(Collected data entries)
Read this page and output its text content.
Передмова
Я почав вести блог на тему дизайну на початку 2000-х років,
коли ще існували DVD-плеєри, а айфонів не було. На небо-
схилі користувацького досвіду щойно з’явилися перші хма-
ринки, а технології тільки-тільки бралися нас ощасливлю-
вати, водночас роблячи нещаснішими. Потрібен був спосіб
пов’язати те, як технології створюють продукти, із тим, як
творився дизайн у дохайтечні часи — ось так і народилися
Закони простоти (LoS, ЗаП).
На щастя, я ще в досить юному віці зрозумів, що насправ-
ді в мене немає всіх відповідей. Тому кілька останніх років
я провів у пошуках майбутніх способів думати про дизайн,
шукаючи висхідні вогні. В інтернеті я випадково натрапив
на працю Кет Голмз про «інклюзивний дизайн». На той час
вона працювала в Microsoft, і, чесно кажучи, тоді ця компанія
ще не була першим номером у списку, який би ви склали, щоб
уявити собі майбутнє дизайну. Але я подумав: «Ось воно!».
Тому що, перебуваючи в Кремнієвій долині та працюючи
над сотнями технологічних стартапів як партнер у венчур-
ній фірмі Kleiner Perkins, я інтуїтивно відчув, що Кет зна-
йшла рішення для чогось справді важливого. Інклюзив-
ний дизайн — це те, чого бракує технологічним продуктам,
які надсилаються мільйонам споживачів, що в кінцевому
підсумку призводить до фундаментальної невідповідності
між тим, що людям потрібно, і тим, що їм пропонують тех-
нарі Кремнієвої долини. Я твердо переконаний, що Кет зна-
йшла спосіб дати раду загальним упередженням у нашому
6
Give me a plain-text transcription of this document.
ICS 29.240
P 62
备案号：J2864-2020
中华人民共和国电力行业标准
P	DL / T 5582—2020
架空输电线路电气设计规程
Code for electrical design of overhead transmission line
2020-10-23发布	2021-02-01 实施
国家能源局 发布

◆ Your instructions
Restate each record exactly as written.

◆ Problem solution
Read this page and output its text content.
Передмова
Я почав вести блог на тему дизайну на початку 2000-х років,
коли ще існували DVD-плеєри, а айфонів не було. На небо-
схилі користувацького досвіду щойно з’явилися перші хма-
ринки, а технології тільки-тільки бралися нас ощасливлю-
вати, водночас роблячи нещаснішими. Потрібен був спосіб
пов’язати те, як технології створюють продукти, із тим, як
творився дизайн у дохайтечні часи — ось так і народилися
Закони простоти (LoS, ЗаП).
На щастя, я ще в досить юному віці зрозумів, що насправ-
ді в мене немає всіх відповідей. Тому кілька останніх років
я провів у пошуках майбутніх способів думати про дизайн,
шукаючи висхідні вогні. В інтернеті я випадково натрапив
на працю Кет Голмз про «інклюзивний дизайн». На той час
вона працювала в Microsoft, і, чесно кажучи, тоді ця компанія
ще не була першим номером у списку, який би ви склали, щоб
уявити собі майбутнє дизайну. Але я подумав: «Ось воно!».
Тому що, перебуваючи в Кремнієвій долині та працюючи
над сотнями технологічних стартапів як партнер у венчур-
ній фірмі Kleiner Perkins, я інтуїтивно відчув, що Кет зна-
йшла рішення для чогось справді важливого. Інклюзив-
ний дизайн — це те, чого бракує технологічним продуктам,
які надсилаються мільйонам споживачів, що в кінцевому
підсумку призводить до фундаментальної невідповідності
між тим, що людям потрібно, і тим, що їм пропонують тех-
нарі Кремнієвої долини. Я твердо переконаний, що Кет зна-
йшла спосіб дати раду загальним упередженням у нашому
6
Give me a plain-text transcription of this document.
ICS 29.240
P 62
备案号：J2864-2020
中华人民共和国电力行业标准
P	DL / T 5582—2020
架空输电线路电气设计规程
Code for electrical design of overhead transmission line
2020-10-23发布	2021-02-01 实施
国家能源局 发布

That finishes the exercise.